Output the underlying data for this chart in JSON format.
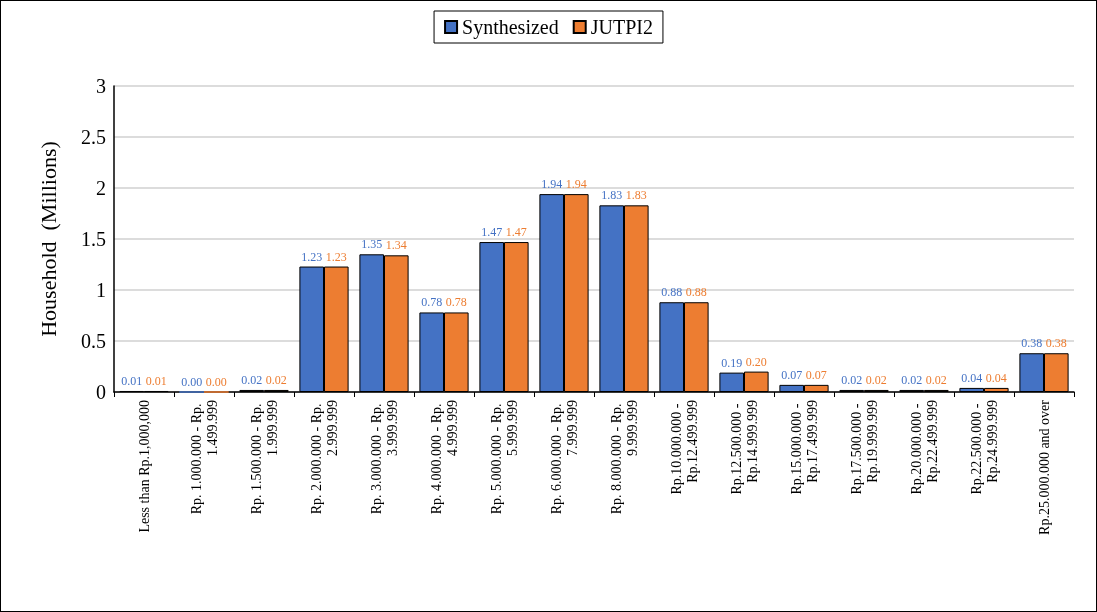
{
  "chart_data": {
    "type": "bar",
    "ylabel": "Household  (Millions)",
    "categories": [
      "Less than Rp.1,000,000",
      "Rp. 1.000.000 - Rp. 1.499.999",
      "Rp. 1.500.000 - Rp. 1.999.999",
      "Rp. 2.000.000 - Rp. 2.999.999",
      "Rp. 3.000.000 - Rp. 3.999.999",
      "Rp. 4.000.000 - Rp. 4.999.999",
      "Rp. 5.000.000 - Rp. 5.999.999",
      "Rp. 6.000.000 - Rp. 7.999.999",
      "Rp. 8.000.000 - Rp. 9.999.999",
      "Rp.10.000.000 - Rp.12.499.999",
      "Rp.12.500.000 - Rp.14.999.999",
      "Rp.15.000.000 - Rp.17.499.999",
      "Rp.17.500.000 - Rp.19.999.999",
      "Rp.20.000.000 - Rp.22.499.999",
      "Rp.22.500.000 - Rp.24.999.999",
      "Rp.25.000.000 and over"
    ],
    "series": [
      {
        "name": "Synthesized",
        "color": "#4472c4",
        "values": [
          0.01,
          0,
          0.02,
          1.23,
          1.35,
          0.78,
          1.47,
          1.94,
          1.83,
          0.88,
          0.19,
          0.07,
          0.02,
          0.02,
          0.04,
          0.38
        ],
        "value_labels": [
          "0.01",
          "0.00",
          "0.02",
          "1.23",
          "1.35",
          "0.78",
          "1.47",
          "1.94",
          "1.83",
          "0.88",
          "0.19",
          "0.07",
          "0.02",
          "0.02",
          "0.04",
          "0.38"
        ]
      },
      {
        "name": "JUTPI2",
        "color": "#ed7d31",
        "values": [
          0.01,
          0,
          0.02,
          1.23,
          1.34,
          0.78,
          1.47,
          1.94,
          1.83,
          0.88,
          0.2,
          0.07,
          0.02,
          0.02,
          0.04,
          0.38
        ],
        "value_labels": [
          "0.01",
          "0.00",
          "0.02",
          "1.23",
          "1.34",
          "0.78",
          "1.47",
          "1.94",
          "1.83",
          "0.88",
          "0.20",
          "0.07",
          "0.02",
          "0.02",
          "0.04",
          "0.38"
        ]
      }
    ],
    "ylim": [
      0,
      3
    ],
    "yticks": [
      0,
      0.5,
      1,
      1.5,
      2,
      2.5,
      3
    ],
    "grid": "y",
    "legend": "top"
  }
}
•••
=== Work instructions ===
Give the entries again without a single change, but with no pictures.

=== Response ===
Output the underlying data for this chart in JSON format.
{
  "chart_data": {
    "type": "bar",
    "ylabel": "Household  (Millions)",
    "categories": [
      "Less than Rp.1,000,000",
      "Rp. 1.000.000 - Rp. 1.499.999",
      "Rp. 1.500.000 - Rp. 1.999.999",
      "Rp. 2.000.000 - Rp. 2.999.999",
      "Rp. 3.000.000 - Rp. 3.999.999",
      "Rp. 4.000.000 - Rp. 4.999.999",
      "Rp. 5.000.000 - Rp. 5.999.999",
      "Rp. 6.000.000 - Rp. 7.999.999",
      "Rp. 8.000.000 - Rp. 9.999.999",
      "Rp.10.000.000 - Rp.12.499.999",
      "Rp.12.500.000 - Rp.14.999.999",
      "Rp.15.000.000 - Rp.17.499.999",
      "Rp.17.500.000 - Rp.19.999.999",
      "Rp.20.000.000 - Rp.22.499.999",
      "Rp.22.500.000 - Rp.24.999.999",
      "Rp.25.000.000 and over"
    ],
    "series": [
      {
        "name": "Synthesized",
        "color": "#4472c4",
        "values": [
          0.01,
          0,
          0.02,
          1.23,
          1.35,
          0.78,
          1.47,
          1.94,
          1.83,
          0.88,
          0.19,
          0.07,
          0.02,
          0.02,
          0.04,
          0.38
        ],
        "value_labels": [
          "0.01",
          "0.00",
          "0.02",
          "1.23",
          "1.35",
          "0.78",
          "1.47",
          "1.94",
          "1.83",
          "0.88",
          "0.19",
          "0.07",
          "0.02",
          "0.02",
          "0.04",
          "0.38"
        ]
      },
      {
        "name": "JUTPI2",
        "color": "#ed7d31",
        "values": [
          0.01,
          0,
          0.02,
          1.23,
          1.34,
          0.78,
          1.47,
          1.94,
          1.83,
          0.88,
          0.2,
          0.07,
          0.02,
          0.02,
          0.04,
          0.38
        ],
        "value_labels": [
          "0.01",
          "0.00",
          "0.02",
          "1.23",
          "1.34",
          "0.78",
          "1.47",
          "1.94",
          "1.83",
          "0.88",
          "0.20",
          "0.07",
          "0.02",
          "0.02",
          "0.04",
          "0.38"
        ]
      }
    ],
    "ylim": [
      0,
      3
    ],
    "yticks": [
      0,
      0.5,
      1,
      1.5,
      2,
      2.5,
      3
    ],
    "grid": "y",
    "legend": "top"
  }
}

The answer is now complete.